Work instructions: Identify each line in the records below that contains the word "phrases", and copy it.

········

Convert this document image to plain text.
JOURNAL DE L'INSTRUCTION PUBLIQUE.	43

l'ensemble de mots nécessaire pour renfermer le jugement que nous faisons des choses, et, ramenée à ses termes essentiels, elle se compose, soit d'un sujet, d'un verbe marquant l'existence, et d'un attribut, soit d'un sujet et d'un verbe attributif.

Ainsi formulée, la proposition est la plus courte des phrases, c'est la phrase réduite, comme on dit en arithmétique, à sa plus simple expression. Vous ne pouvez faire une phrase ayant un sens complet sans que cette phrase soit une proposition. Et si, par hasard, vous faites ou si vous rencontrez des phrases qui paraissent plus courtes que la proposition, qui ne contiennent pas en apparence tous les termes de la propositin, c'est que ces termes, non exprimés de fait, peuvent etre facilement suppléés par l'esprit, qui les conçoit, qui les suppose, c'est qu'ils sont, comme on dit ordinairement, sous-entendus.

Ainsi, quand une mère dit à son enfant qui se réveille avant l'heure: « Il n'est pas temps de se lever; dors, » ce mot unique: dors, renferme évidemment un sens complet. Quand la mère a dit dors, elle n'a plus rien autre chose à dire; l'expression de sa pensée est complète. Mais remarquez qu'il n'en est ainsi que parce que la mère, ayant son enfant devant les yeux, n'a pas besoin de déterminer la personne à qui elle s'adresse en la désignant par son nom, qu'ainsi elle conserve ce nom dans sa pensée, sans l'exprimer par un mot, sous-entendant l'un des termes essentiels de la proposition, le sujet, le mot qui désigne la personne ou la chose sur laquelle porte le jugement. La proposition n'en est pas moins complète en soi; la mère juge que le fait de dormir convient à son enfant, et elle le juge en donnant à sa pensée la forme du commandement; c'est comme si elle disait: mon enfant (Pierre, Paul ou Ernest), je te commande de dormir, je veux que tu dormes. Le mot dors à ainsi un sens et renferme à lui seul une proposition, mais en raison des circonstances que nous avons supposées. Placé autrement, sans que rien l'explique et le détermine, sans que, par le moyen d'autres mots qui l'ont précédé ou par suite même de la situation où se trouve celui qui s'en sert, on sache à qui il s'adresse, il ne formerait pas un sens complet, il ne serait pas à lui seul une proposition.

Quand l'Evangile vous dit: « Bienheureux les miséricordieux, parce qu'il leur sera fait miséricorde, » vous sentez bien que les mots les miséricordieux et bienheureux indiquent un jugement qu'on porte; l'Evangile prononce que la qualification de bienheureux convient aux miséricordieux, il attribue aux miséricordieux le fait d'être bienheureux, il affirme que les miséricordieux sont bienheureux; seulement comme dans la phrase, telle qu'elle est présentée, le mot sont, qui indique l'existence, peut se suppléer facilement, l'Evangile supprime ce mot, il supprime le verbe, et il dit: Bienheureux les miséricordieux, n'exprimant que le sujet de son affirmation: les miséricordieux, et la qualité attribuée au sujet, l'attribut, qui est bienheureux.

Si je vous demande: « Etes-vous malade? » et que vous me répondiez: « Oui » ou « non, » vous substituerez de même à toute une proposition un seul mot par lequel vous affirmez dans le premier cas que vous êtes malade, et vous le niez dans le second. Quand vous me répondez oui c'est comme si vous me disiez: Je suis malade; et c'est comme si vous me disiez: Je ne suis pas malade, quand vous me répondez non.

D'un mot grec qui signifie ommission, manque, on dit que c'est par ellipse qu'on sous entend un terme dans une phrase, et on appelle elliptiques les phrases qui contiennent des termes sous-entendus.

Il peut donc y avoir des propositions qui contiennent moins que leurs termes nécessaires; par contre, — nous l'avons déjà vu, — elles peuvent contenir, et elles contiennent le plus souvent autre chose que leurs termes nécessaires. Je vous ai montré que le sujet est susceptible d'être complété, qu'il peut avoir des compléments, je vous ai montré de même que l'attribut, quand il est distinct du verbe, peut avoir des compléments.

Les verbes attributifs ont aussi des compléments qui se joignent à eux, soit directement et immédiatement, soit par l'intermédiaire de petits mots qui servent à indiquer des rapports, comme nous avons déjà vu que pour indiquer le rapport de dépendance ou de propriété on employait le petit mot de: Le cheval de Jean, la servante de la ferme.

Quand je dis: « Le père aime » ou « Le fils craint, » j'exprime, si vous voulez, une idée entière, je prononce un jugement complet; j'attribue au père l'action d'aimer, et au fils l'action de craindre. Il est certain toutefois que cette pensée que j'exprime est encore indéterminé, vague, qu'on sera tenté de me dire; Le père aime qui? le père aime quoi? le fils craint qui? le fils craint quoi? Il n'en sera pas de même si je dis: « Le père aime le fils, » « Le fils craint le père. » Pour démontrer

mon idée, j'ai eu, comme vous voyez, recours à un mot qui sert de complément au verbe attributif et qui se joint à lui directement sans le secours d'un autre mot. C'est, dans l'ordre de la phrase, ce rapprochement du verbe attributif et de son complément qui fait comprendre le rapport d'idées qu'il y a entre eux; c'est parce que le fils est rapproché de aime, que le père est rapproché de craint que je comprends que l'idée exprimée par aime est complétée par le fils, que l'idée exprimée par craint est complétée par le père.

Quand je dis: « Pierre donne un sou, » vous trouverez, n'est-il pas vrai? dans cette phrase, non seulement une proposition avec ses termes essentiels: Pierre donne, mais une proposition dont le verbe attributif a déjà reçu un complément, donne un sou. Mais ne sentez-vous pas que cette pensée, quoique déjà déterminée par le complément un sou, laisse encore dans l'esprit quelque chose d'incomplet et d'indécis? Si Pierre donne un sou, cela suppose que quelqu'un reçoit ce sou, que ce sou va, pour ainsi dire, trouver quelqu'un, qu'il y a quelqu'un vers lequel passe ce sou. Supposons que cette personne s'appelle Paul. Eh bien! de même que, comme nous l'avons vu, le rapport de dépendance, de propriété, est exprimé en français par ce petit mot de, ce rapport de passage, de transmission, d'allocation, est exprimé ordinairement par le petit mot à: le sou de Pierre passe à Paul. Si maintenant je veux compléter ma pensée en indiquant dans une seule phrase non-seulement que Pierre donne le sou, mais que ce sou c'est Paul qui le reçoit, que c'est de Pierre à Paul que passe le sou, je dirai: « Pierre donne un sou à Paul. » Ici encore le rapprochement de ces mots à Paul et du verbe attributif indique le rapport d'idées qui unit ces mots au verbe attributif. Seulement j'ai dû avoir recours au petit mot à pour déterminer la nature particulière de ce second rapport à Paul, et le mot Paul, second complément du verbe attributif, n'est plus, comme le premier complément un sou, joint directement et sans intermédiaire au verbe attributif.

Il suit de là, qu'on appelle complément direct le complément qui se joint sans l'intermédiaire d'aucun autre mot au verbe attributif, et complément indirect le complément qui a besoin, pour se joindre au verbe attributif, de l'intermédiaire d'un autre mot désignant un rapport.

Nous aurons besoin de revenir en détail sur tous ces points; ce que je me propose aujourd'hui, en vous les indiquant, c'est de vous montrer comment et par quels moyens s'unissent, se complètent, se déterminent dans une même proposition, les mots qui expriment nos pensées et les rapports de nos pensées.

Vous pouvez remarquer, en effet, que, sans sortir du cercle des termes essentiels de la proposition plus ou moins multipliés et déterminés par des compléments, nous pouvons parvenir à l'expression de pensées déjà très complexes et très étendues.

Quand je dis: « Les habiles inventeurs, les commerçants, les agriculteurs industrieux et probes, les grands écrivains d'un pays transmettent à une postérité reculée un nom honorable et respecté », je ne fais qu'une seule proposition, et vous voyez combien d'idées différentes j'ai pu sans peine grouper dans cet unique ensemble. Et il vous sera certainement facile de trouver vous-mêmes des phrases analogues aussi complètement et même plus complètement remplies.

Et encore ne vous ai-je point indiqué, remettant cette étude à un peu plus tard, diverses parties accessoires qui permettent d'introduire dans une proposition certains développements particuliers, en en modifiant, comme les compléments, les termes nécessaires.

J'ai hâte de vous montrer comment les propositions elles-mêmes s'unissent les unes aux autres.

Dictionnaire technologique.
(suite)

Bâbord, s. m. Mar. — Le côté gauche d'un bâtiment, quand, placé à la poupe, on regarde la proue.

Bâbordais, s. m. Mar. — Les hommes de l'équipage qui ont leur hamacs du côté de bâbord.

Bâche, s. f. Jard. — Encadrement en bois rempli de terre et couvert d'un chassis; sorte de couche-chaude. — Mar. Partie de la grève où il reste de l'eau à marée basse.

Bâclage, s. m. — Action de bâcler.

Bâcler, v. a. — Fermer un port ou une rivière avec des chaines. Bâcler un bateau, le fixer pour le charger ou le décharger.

········

Expected answer:
Ainsi formulée, la proposition est la plus courte des phrases, c'est la phrase réduite, comme on dit en arithmétique, à sa plus simple expression. Vous ne pouvez faire une phrase ayant un sens complet sans que cette phrase soit une proposition. Et si, par hasard, vous faites ou si vous rencontrez des phrases qui paraissent plus courtes que la proposition, qui ne contiennent pas en apparence tous les termes de la propositin, c'est que ces termes, non exprimés de fait, peuvent etre facilement suppléés par l'esprit, qui les conçoit, qui les suppose, c'est qu'ils sont, comme on dit ordinairement, sous-entendus.
D'un mot grec qui signifie ommission, manque, on dit que c'est par ellipse qu'on sous entend un terme dans une phrase, et on appelle elliptiques les phrases qui contiennent des termes sous-entendus.
Quand je dis: « Les habiles inventeurs, les commerçants, les agriculteurs industrieux et probes, les grands écrivains d'un pays transmettent à une postérité reculée un nom honorable et respecté », je ne fais qu'une seule proposition, et vous voyez combien d'idées différentes j'ai pu sans peine grouper dans cet unique ensemble. Et il vous sera certainement facile de trouver vous-mêmes des phrases analogues aussi complètement et même plus complètement remplies.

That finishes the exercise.